#### WHAT THE TASK REQUIRES:
Without the pictures, reproduce the records that follow exactly.

#### EXCERPTED RECORDS:

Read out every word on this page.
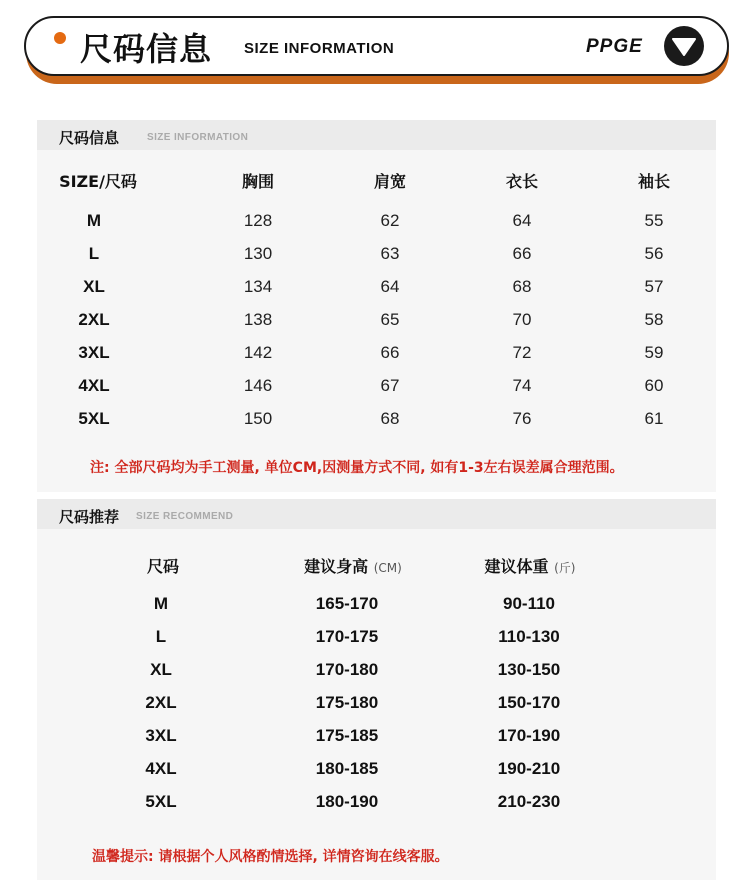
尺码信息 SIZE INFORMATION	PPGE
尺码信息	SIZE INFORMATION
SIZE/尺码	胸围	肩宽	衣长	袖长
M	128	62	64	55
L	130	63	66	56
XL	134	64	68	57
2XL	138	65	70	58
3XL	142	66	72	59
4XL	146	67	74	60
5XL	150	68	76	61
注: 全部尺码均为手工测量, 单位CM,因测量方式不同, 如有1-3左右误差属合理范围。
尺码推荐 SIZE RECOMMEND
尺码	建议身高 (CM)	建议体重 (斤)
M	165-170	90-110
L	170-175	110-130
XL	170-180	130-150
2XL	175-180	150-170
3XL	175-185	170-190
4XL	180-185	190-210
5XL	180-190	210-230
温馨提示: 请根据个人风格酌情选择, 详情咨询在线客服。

#### REPLY TO THE TASK:
Read out every word on this page.
尺码信息 SIZE INFORMATION	PPGE
尺码信息	SIZE INFORMATION
SIZE/尺码	胸围	肩宽	衣长	袖长
M	128	62	64	55
L	130	63	66	56
XL	134	64	68	57
2XL	138	65	70	58
3XL	142	66	72	59
4XL	146	67	74	60
5XL	150	68	76	61
注: 全部尺码均为手工测量, 单位CM,因测量方式不同, 如有1-3左右误差属合理范围。
尺码推荐 SIZE RECOMMEND
尺码	建议身高 (CM)	建议体重 (斤)
M	165-170	90-110
L	170-175	110-130
XL	170-180	130-150
2XL	175-180	150-170
3XL	175-185	170-190
4XL	180-185	190-210
5XL	180-190	210-230
温馨提示: 请根据个人风格酌情选择, 详情咨询在线客服。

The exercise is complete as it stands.